#### REQUIREMENTS
Each entry below is to be given again word for word, with no pictures.

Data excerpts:
◆ ◆ ◆ ◆ ◆ ◆ ◆

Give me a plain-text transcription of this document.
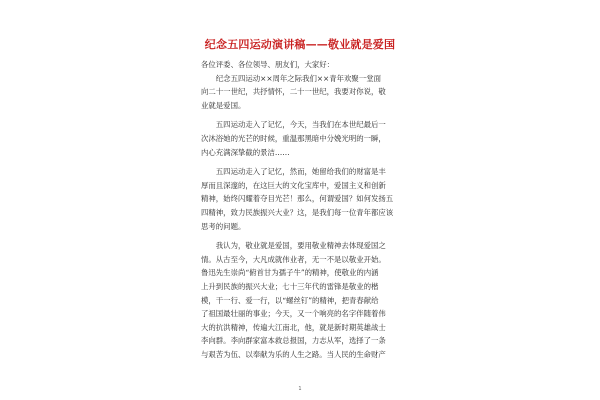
纪念五四运动演讲稿——敬业就是爱国
各位评委、各位领导、朋友们，大家好：
　　纪念五四运动××周年之际我们××青年欢聚一堂面
向二十一世纪，共抒情怀，二十一世纪，我要对你说，敬
业就是爱国。
　　五四运动走入了记忆，今天，当我们在本世纪最后一
次沐浴她的光芒的时候，重温那黑暗中分娩光明的一瞬，
内心充满深挚截的景洁……
　　五四运动走入了记忆，然而，她留给我们的财富是丰
厚而且深邃的，在这巨大的文化宝库中，爱国主义和创新
精神，始终闪耀着夺目光芒！那么，何谓爱国？如何发扬五
四精神，致力民族振兴大业？这，是我们每一位青年都应该
思考的问题。
　　我认为，敬业就是爱国，要用敬业精神去体现爱国之
情。从古至今，大凡成就伟业者，无一不是以敬业开始。
鲁迅先生崇尚“俯首甘为孺子牛”的精神，使敬业的内涵
上升到民族的振兴大业；七十三年代的雷锋是敬业的楷
模，干一行、爱一行，以“螺丝钉”的精神，把青春献给
了祖国最壮丽的事业；今天，又一个响亮的名字伴随着伟
大的抗洪精神，传遍大江南北，他，就是新时期英雄战士
李向群。李向群家富本救总报国，力志从军，选择了一条
与艰苦为伍、以奉献为乐的人生之路。当人民的生命财产
1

◆ ◆ ◆ ◆ ◆ ◆ ◆

#### RESPONSE BELOW
Give me a plain-text transcription of this document.
纪念五四运动演讲稿——敬业就是爱国
各位评委、各位领导、朋友们，大家好：
　　纪念五四运动××周年之际我们××青年欢聚一堂面
向二十一世纪，共抒情怀，二十一世纪，我要对你说，敬
业就是爱国。
　　五四运动走入了记忆，今天，当我们在本世纪最后一
次沐浴她的光芒的时候，重温那黑暗中分娩光明的一瞬，
内心充满深挚截的景洁……
　　五四运动走入了记忆，然而，她留给我们的财富是丰
厚而且深邃的，在这巨大的文化宝库中，爱国主义和创新
精神，始终闪耀着夺目光芒！那么，何谓爱国？如何发扬五
四精神，致力民族振兴大业？这，是我们每一位青年都应该
思考的问题。
　　我认为，敬业就是爱国，要用敬业精神去体现爱国之
情。从古至今，大凡成就伟业者，无一不是以敬业开始。
鲁迅先生崇尚“俯首甘为孺子牛”的精神，使敬业的内涵
上升到民族的振兴大业；七十三年代的雷锋是敬业的楷
模，干一行、爱一行，以“螺丝钉”的精神，把青春献给
了祖国最壮丽的事业；今天，又一个响亮的名字伴随着伟
大的抗洪精神，传遍大江南北，他，就是新时期英雄战士
李向群。李向群家富本救总报国，力志从军，选择了一条
与艰苦为伍、以奉献为乐的人生之路。当人民的生命财产
1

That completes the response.